SHORT TASK:
The entries are to be returned exactly, with images left out.

PROVIDED MATERIAL:
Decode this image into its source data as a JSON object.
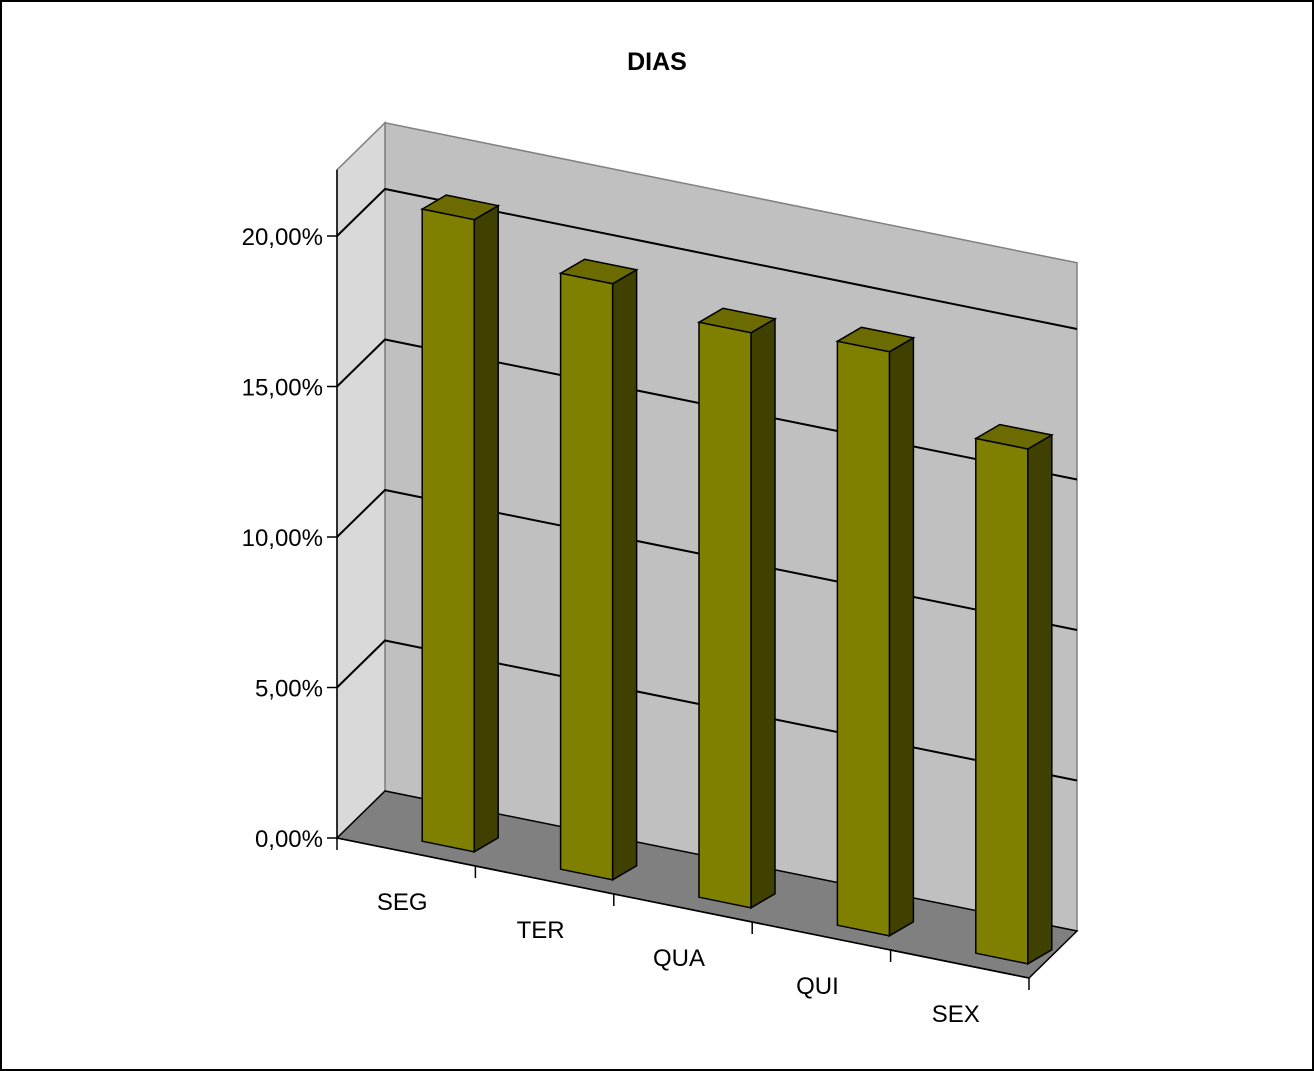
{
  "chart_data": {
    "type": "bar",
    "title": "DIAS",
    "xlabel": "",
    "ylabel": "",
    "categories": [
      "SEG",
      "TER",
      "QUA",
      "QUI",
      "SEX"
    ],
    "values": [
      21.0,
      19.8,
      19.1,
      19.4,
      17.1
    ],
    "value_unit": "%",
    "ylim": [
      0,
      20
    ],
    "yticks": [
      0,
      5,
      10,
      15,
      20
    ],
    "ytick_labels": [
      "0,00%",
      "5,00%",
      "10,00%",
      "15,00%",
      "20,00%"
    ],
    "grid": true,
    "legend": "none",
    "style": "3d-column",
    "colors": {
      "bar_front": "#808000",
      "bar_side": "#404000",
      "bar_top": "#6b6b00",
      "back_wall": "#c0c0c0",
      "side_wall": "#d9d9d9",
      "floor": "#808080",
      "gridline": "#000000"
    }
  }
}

THE COMPLETED TASK:
Decode this image into its source data as a JSON object.
{
  "chart_data": {
    "type": "bar",
    "title": "DIAS",
    "xlabel": "",
    "ylabel": "",
    "categories": [
      "SEG",
      "TER",
      "QUA",
      "QUI",
      "SEX"
    ],
    "values": [
      21.0,
      19.8,
      19.1,
      19.4,
      17.1
    ],
    "value_unit": "%",
    "ylim": [
      0,
      20
    ],
    "yticks": [
      0,
      5,
      10,
      15,
      20
    ],
    "ytick_labels": [
      "0,00%",
      "5,00%",
      "10,00%",
      "15,00%",
      "20,00%"
    ],
    "grid": true,
    "legend": "none",
    "style": "3d-column",
    "colors": {
      "bar_front": "#808000",
      "bar_side": "#404000",
      "bar_top": "#6b6b00",
      "back_wall": "#c0c0c0",
      "side_wall": "#d9d9d9",
      "floor": "#808080",
      "gridline": "#000000"
    }
  }
}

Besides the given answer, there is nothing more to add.